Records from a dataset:
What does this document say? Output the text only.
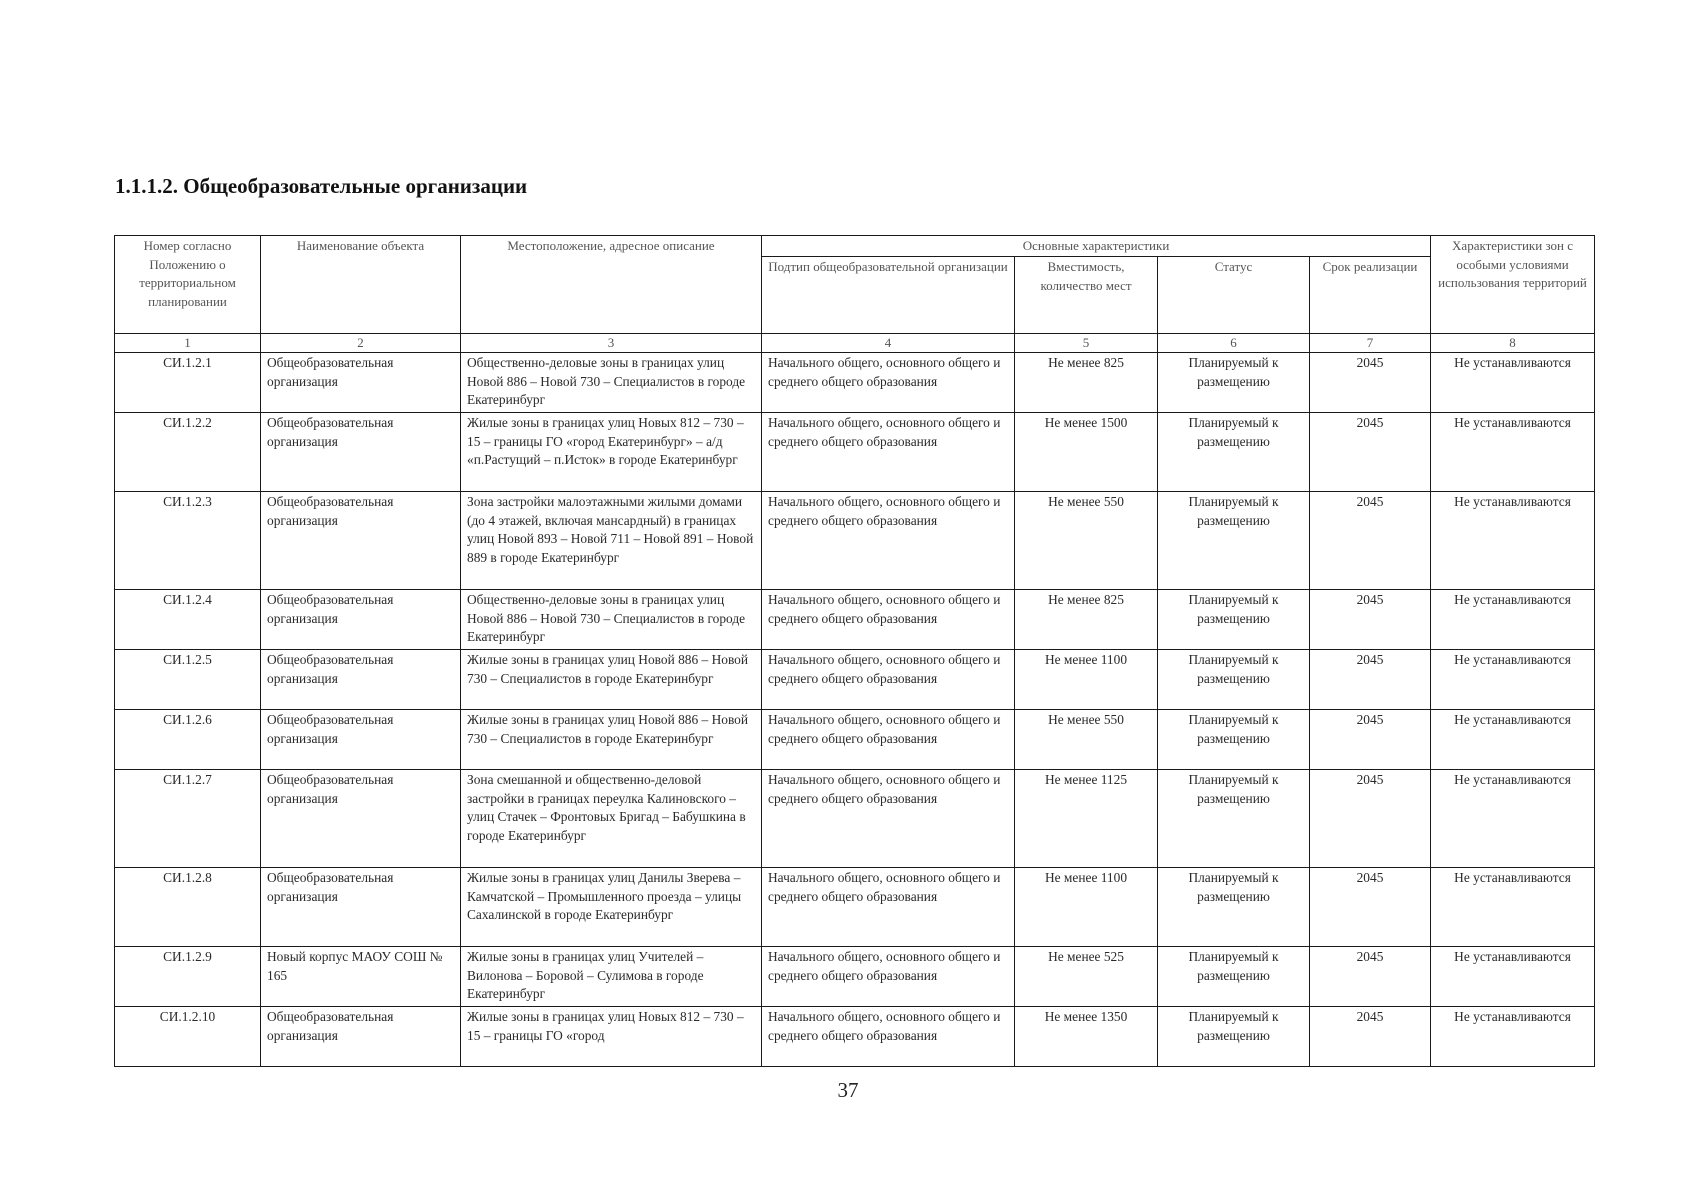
1.1.1.2. Общеобразовательные организации
Номер согласно Положению о территориальном планировании	Наименование объекта	Местоположение, адресное описание	Основные характеристики				Характеристики зон с особыми условиями использования территорий
			Подтип общеобразовательной организации	Вместимость, количество мест	Статус	Срок реализации	
1	2	3	4	5	6	7	8
СИ.1.2.1	Общеобразовательная организация	Общественно-деловые зоны в границах улиц Новой 886 – Новой 730 – Специалистов в городе Екатеринбург	Начального общего, основного общего и среднего общего образования	Не менее 825	Планируемый к размещению	2045	Не устанавливаются
СИ.1.2.2	Общеобразовательная организация	Жилые зоны в границах улиц Новых 812 – 730 – 15 – границы ГО «город Екатеринбург» – а/д «п.Растущий – п.Исток» в городе Екатеринбург	Начального общего, основного общего и среднего общего образования	Не менее 1500	Планируемый к размещению	2045	Не устанавливаются
СИ.1.2.3	Общеобразовательная организация	Зона застройки малоэтажными жилыми домами (до 4 этажей, включая мансардный) в границах улиц Новой 893 – Новой 711 – Новой 891 – Новой 889 в городе Екатеринбург	Начального общего, основного общего и среднего общего образования	Не менее 550	Планируемый к размещению	2045	Не устанавливаются
СИ.1.2.4	Общеобразовательная организация	Общественно-деловые зоны в границах улиц Новой 886 – Новой 730 – Специалистов в городе Екатеринбург	Начального общего, основного общего и среднего общего образования	Не менее 825	Планируемый к размещению	2045	Не устанавливаются
СИ.1.2.5	Общеобразовательная организация	Жилые зоны в границах улиц Новой 886 – Новой 730 – Специалистов в городе Екатеринбург	Начального общего, основного общего и среднего общего образования	Не менее 1100	Планируемый к размещению	2045	Не устанавливаются
СИ.1.2.6	Общеобразовательная организация	Жилые зоны в границах улиц Новой 886 – Новой 730 – Специалистов в городе Екатеринбург	Начального общего, основного общего и среднего общего образования	Не менее 550	Планируемый к размещению	2045	Не устанавливаются
СИ.1.2.7	Общеобразовательная организация	Зона смешанной и общественно-деловой застройки в границах переулка Калиновского – улиц Стачек – Фронтовых Бригад – Бабушкина в городе Екатеринбург	Начального общего, основного общего и среднего общего образования	Не менее 1125	Планируемый к размещению	2045	Не устанавливаются
СИ.1.2.8	Общеобразовательная организация	Жилые зоны в границах улиц Данилы Зверева – Камчатской – Промышленного проезда – улицы Сахалинской в городе Екатеринбург	Начального общего, основного общего и среднего общего образования	Не менее 1100	Планируемый к размещению	2045	Не устанавливаются
СИ.1.2.9	Новый корпус МАОУ СОШ № 165	Жилые зоны в границах улиц Учителей – Вилонова – Боровой – Сулимова в городе Екатеринбург	Начального общего, основного общего и среднего общего образования	Не менее 525	Планируемый к размещению	2045	Не устанавливаются
СИ.1.2.10	Общеобразовательная организация	Жилые зоны в границах улиц Новых 812 – 730 – 15 – границы ГО «город	Начального общего, основного общего и среднего общего образования	Не менее 1350	Планируемый к размещению	2045	Не устанавливаются
37
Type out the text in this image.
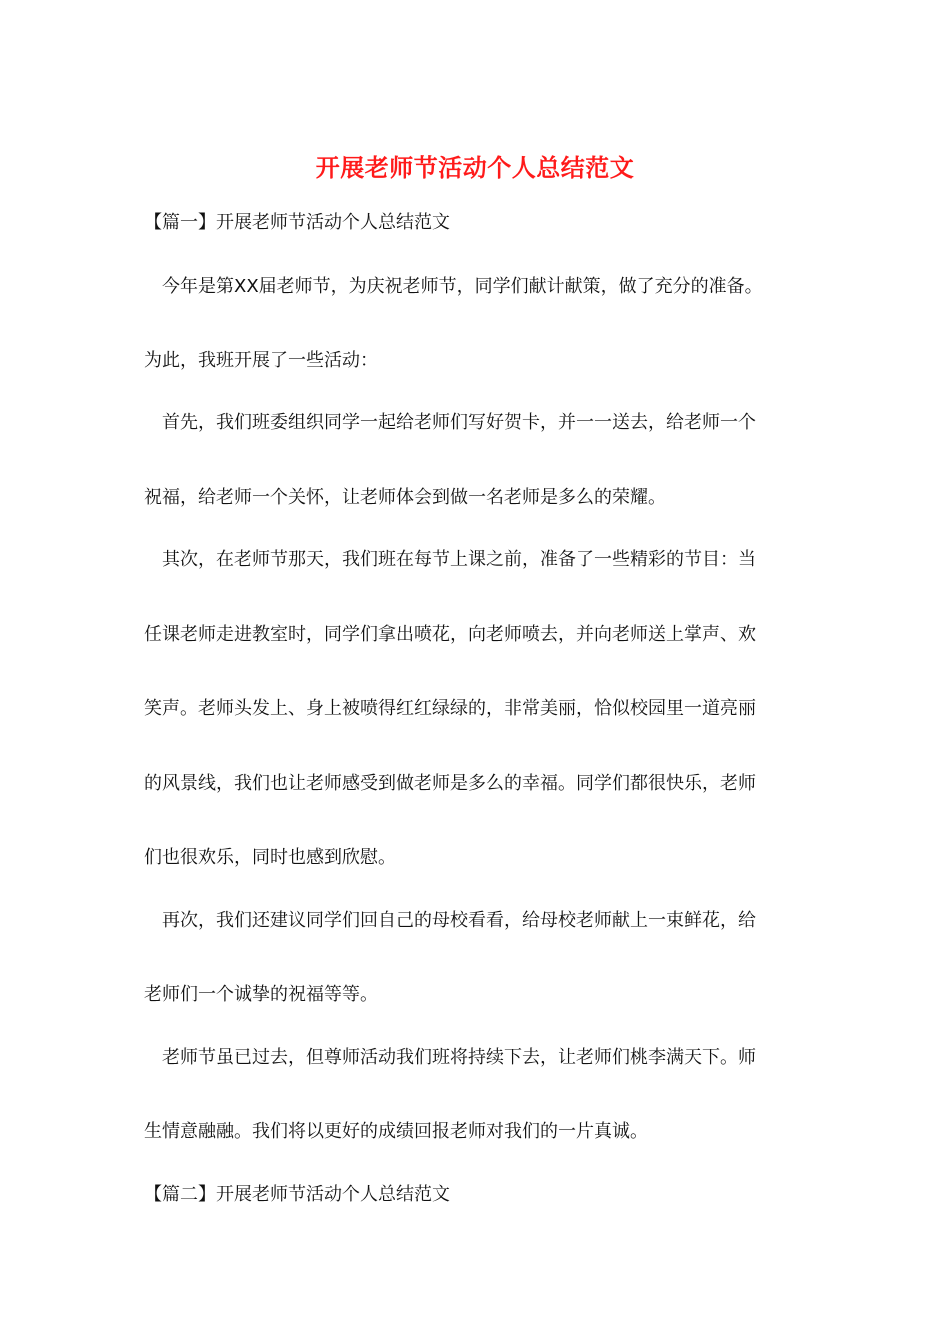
开展老师节活动个人总结范文
【篇一】开展老师节活动个人总结范文
今年是第XX届老师节，为庆祝老师节，同学们献计献策，做了充分的准备。
为此，我班开展了一些活动：
首先，我们班委组织同学一起给老师们写好贺卡，并一一送去，给老师一个
祝福，给老师一个关怀，让老师体会到做一名老师是多么的荣耀。
其次，在老师节那天，我们班在每节上课之前，准备了一些精彩的节目：当
任课老师走进教室时，同学们拿出喷花，向老师喷去，并向老师送上掌声、欢
笑声。老师头发上、身上被喷得红红绿绿的，非常美丽，恰似校园里一道亮丽
的风景线，我们也让老师感受到做老师是多么的幸福。同学们都很快乐，老师
们也很欢乐，同时也感到欣慰。
再次，我们还建议同学们回自己的母校看看，给母校老师献上一束鲜花，给
老师们一个诚挚的祝福等等。
老师节虽已过去，但尊师活动我们班将持续下去，让老师们桃李满天下。师
生情意融融。我们将以更好的成绩回报老师对我们的一片真诚。
【篇二】开展老师节活动个人总结范文
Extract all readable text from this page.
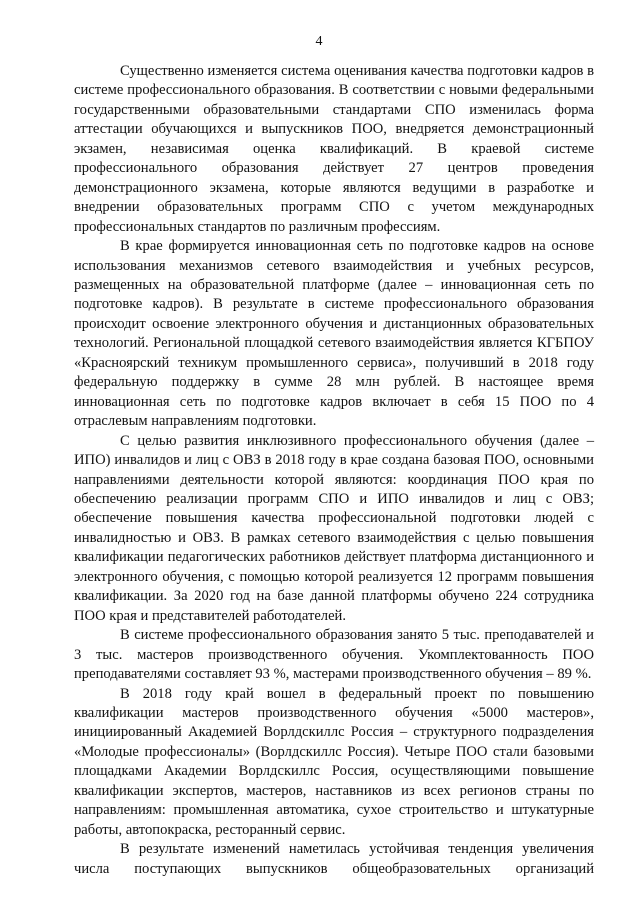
4

Существенно изменяется система оценивания качества подготовки кадров в системе профессионального образования. В соответствии с новыми федеральными государственными образовательными стандартами СПО изменилась форма аттестации обучающихся и выпускников ПОО, внедряется демонстрационный экзамен, независимая оценка квалификаций. В краевой системе профессионального образования действует 27 центров проведения демонстрационного экзамена, которые являются ведущими в разработке и внедрении образовательных программ СПО с учетом международных профессиональных стандартов по различным профессиям.

В крае формируется инновационная сеть по подготовке кадров на основе использования механизмов сетевого взаимодействия и учебных ресурсов, размещенных на образовательной платформе (далее – инновационная сеть по подготовке кадров). В результате в системе профессионального образования происходит освоение электронного обучения и дистанционных образовательных технологий. Региональной площадкой сетевого взаимодействия является КГБПОУ «Красноярский техникум промышленного сервиса», получивший в 2018 году федеральную поддержку в сумме 28 млн рублей. В настоящее время инновационная сеть по подготовке кадров включает в себя 15 ПОО по 4 отраслевым направлениям подготовки.

С целью развития инклюзивного профессионального обучения (далее – ИПО) инвалидов и лиц с ОВЗ в 2018 году в крае создана базовая ПОО, основными направлениями деятельности которой являются: координация ПОО края по обеспечению реализации программ СПО и ИПО инвалидов и лиц с ОВЗ; обеспечение повышения качества профессиональной подготовки людей с инвалидностью и ОВЗ. В рамках сетевого взаимодействия с целью повышения квалификации педагогических работников действует платформа дистанционного и электронного обучения, с помощью которой реализуется 12 программ повышения квалификации. За 2020 год на базе данной платформы обучено 224 сотрудника ПОО края и представителей работодателей.

В системе профессионального образования занято 5 тыс. преподавателей и 3 тыс. мастеров производственного обучения. Укомплектованность ПОО преподавателями составляет 93 %, мастерами производственного обучения – 89 %.

В 2018 году край вошел в федеральный проект по повышению квалификации мастеров производственного обучения «5000 мастеров», инициированный Академией Ворлдскиллс Россия – структурного подразделения «Молодые профессионалы» (Ворлдскиллс Россия). Четыре ПОО стали базовыми площадками Академии Ворлдскиллс Россия, осуществляющими повышение квалификации экспертов, мастеров, наставников из всех регионов страны по направлениям: промышленная автоматика, сухое строительство и штукатурные работы, автопокраска, ресторанный сервис.

В результате изменений наметилась устойчивая тенденция увеличения числа поступающих выпускников общеобразовательных организаций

YOUR TASK —
Copy all lines from the data that hold the word "开展老师节活动个人总结范文".

FULL ANSWER —
开展老师节活动个人总结范文
【篇一】开展老师节活动个人总结范文
【篇二】开展老师节活动个人总结范文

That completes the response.